## Short exercise
Copy all of the material below exactly.

********************

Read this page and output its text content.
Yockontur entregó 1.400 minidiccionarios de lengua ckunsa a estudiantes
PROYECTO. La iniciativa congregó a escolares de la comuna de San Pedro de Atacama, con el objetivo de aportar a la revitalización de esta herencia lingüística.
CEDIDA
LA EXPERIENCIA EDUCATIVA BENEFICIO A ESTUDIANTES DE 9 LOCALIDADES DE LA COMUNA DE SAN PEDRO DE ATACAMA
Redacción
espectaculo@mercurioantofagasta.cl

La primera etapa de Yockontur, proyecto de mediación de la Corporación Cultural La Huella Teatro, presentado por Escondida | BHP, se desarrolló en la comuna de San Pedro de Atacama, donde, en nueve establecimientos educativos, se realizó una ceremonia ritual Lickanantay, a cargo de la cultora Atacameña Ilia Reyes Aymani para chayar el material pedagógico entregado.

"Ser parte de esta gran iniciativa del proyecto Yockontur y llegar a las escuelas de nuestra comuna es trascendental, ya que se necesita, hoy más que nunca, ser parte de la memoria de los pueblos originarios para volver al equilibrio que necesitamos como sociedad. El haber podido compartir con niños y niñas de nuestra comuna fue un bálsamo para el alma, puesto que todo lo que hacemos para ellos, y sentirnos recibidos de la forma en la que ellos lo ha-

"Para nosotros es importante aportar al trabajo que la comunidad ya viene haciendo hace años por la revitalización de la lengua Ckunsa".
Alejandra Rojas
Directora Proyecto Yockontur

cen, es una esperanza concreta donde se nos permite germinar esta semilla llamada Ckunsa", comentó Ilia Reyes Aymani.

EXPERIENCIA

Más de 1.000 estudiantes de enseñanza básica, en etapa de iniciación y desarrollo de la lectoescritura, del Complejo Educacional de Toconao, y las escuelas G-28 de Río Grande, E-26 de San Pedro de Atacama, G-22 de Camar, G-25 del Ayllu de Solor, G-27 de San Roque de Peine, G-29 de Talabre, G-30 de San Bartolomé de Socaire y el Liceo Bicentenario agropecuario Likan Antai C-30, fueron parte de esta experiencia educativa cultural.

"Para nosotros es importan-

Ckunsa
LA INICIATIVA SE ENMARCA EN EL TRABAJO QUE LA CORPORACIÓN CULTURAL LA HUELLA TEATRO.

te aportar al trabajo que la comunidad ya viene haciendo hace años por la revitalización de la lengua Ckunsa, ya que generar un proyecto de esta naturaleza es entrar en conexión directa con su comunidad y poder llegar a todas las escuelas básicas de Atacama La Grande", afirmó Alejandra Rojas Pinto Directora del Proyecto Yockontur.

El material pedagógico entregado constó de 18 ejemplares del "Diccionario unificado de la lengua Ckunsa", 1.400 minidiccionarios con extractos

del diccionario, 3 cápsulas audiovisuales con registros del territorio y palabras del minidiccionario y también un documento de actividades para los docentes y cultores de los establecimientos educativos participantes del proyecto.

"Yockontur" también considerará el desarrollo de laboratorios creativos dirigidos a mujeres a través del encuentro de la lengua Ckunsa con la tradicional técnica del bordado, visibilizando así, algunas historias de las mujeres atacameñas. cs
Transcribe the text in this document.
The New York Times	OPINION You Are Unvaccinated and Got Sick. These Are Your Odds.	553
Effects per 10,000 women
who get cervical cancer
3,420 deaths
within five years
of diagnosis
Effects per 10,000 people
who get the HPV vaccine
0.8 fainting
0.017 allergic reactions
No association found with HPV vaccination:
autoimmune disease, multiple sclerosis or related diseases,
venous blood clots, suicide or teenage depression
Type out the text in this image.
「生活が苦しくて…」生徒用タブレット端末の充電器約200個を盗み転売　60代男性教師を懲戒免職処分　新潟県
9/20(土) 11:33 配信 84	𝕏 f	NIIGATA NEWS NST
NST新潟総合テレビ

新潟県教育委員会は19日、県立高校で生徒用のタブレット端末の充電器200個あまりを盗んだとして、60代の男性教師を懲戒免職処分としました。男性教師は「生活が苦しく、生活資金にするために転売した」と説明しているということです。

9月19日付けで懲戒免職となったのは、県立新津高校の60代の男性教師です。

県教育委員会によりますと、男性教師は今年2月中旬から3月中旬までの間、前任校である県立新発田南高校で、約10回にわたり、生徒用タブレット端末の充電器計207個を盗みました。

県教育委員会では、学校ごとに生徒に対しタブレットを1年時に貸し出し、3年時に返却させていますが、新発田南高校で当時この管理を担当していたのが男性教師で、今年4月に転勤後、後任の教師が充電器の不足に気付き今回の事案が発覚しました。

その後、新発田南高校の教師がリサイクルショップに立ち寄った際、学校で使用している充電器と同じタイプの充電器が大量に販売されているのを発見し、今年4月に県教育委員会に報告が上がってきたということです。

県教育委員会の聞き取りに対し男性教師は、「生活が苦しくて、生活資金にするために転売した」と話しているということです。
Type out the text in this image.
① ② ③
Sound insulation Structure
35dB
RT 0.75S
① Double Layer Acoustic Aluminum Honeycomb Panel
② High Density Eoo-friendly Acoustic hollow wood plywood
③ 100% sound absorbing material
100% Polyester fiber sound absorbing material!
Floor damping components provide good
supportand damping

********************

## Right answer
Read this page and output its text content.
Yockontur entregó 1.400 minidiccionarios de lengua ckunsa a estudiantes
PROYECTO. La iniciativa congregó a escolares de la comuna de San Pedro de Atacama, con el objetivo de aportar a la revitalización de esta herencia lingüística.
CEDIDA
LA EXPERIENCIA EDUCATIVA BENEFICIO A ESTUDIANTES DE 9 LOCALIDADES DE LA COMUNA DE SAN PEDRO DE ATACAMA
Redacción
espectaculo@mercurioantofagasta.cl

La primera etapa de Yockontur, proyecto de mediación de la Corporación Cultural La Huella Teatro, presentado por Escondida | BHP, se desarrolló en la comuna de San Pedro de Atacama, donde, en nueve establecimientos educativos, se realizó una ceremonia ritual Lickanantay, a cargo de la cultora Atacameña Ilia Reyes Aymani para chayar el material pedagógico entregado.

"Ser parte de esta gran iniciativa del proyecto Yockontur y llegar a las escuelas de nuestra comuna es trascendental, ya que se necesita, hoy más que nunca, ser parte de la memoria de los pueblos originarios para volver al equilibrio que necesitamos como sociedad. El haber podido compartir con niños y niñas de nuestra comuna fue un bálsamo para el alma, puesto que todo lo que hacemos para ellos, y sentirnos recibidos de la forma en la que ellos lo ha-

"Para nosotros es importante aportar al trabajo que la comunidad ya viene haciendo hace años por la revitalización de la lengua Ckunsa".
Alejandra Rojas
Directora Proyecto Yockontur

cen, es una esperanza concreta donde se nos permite germinar esta semilla llamada Ckunsa", comentó Ilia Reyes Aymani.

EXPERIENCIA

Más de 1.000 estudiantes de enseñanza básica, en etapa de iniciación y desarrollo de la lectoescritura, del Complejo Educacional de Toconao, y las escuelas G-28 de Río Grande, E-26 de San Pedro de Atacama, G-22 de Camar, G-25 del Ayllu de Solor, G-27 de San Roque de Peine, G-29 de Talabre, G-30 de San Bartolomé de Socaire y el Liceo Bicentenario agropecuario Likan Antai C-30, fueron parte de esta experiencia educativa cultural.

"Para nosotros es importan-

Ckunsa
LA INICIATIVA SE ENMARCA EN EL TRABAJO QUE LA CORPORACIÓN CULTURAL LA HUELLA TEATRO.

te aportar al trabajo que la comunidad ya viene haciendo hace años por la revitalización de la lengua Ckunsa, ya que generar un proyecto de esta naturaleza es entrar en conexión directa con su comunidad y poder llegar a todas las escuelas básicas de Atacama La Grande", afirmó Alejandra Rojas Pinto Directora del Proyecto Yockontur.

El material pedagógico entregado constó de 18 ejemplares del "Diccionario unificado de la lengua Ckunsa", 1.400 minidiccionarios con extractos

del diccionario, 3 cápsulas audiovisuales con registros del territorio y palabras del minidiccionario y también un documento de actividades para los docentes y cultores de los establecimientos educativos participantes del proyecto.

"Yockontur" también considerará el desarrollo de laboratorios creativos dirigidos a mujeres a través del encuentro de la lengua Ckunsa con la tradicional técnica del bordado, visibilizando así, algunas historias de las mujeres atacameñas. cs
Transcribe the text in this document.
The New York Times	OPINION You Are Unvaccinated and Got Sick. These Are Your Odds.	553
Effects per 10,000 women
who get cervical cancer
3,420 deaths
within five years
of diagnosis
Effects per 10,000 people
who get the HPV vaccine
0.8 fainting
0.017 allergic reactions
No association found with HPV vaccination:
autoimmune disease, multiple sclerosis or related diseases,
venous blood clots, suicide or teenage depression
Type out the text in this image.
「生活が苦しくて…」生徒用タブレット端末の充電器約200個を盗み転売　60代男性教師を懲戒免職処分　新潟県
9/20(土) 11:33 配信 84	𝕏 f	NIIGATA NEWS NST
NST新潟総合テレビ

新潟県教育委員会は19日、県立高校で生徒用のタブレット端末の充電器200個あまりを盗んだとして、60代の男性教師を懲戒免職処分としました。男性教師は「生活が苦しく、生活資金にするために転売した」と説明しているということです。

9月19日付けで懲戒免職となったのは、県立新津高校の60代の男性教師です。

県教育委員会によりますと、男性教師は今年2月中旬から3月中旬までの間、前任校である県立新発田南高校で、約10回にわたり、生徒用タブレット端末の充電器計207個を盗みました。

県教育委員会では、学校ごとに生徒に対しタブレットを1年時に貸し出し、3年時に返却させていますが、新発田南高校で当時この管理を担当していたのが男性教師で、今年4月に転勤後、後任の教師が充電器の不足に気付き今回の事案が発覚しました。

その後、新発田南高校の教師がリサイクルショップに立ち寄った際、学校で使用している充電器と同じタイプの充電器が大量に販売されているのを発見し、今年4月に県教育委員会に報告が上がってきたということです。

県教育委員会の聞き取りに対し男性教師は、「生活が苦しくて、生活資金にするために転売した」と話しているということです。
Type out the text in this image.
① ② ③
Sound insulation Structure
35dB
RT 0.75S
① Double Layer Acoustic Aluminum Honeycomb Panel
② High Density Eoo-friendly Acoustic hollow wood plywood
③ 100% sound absorbing material
100% Polyester fiber sound absorbing material!
Floor damping components provide good
supportand damping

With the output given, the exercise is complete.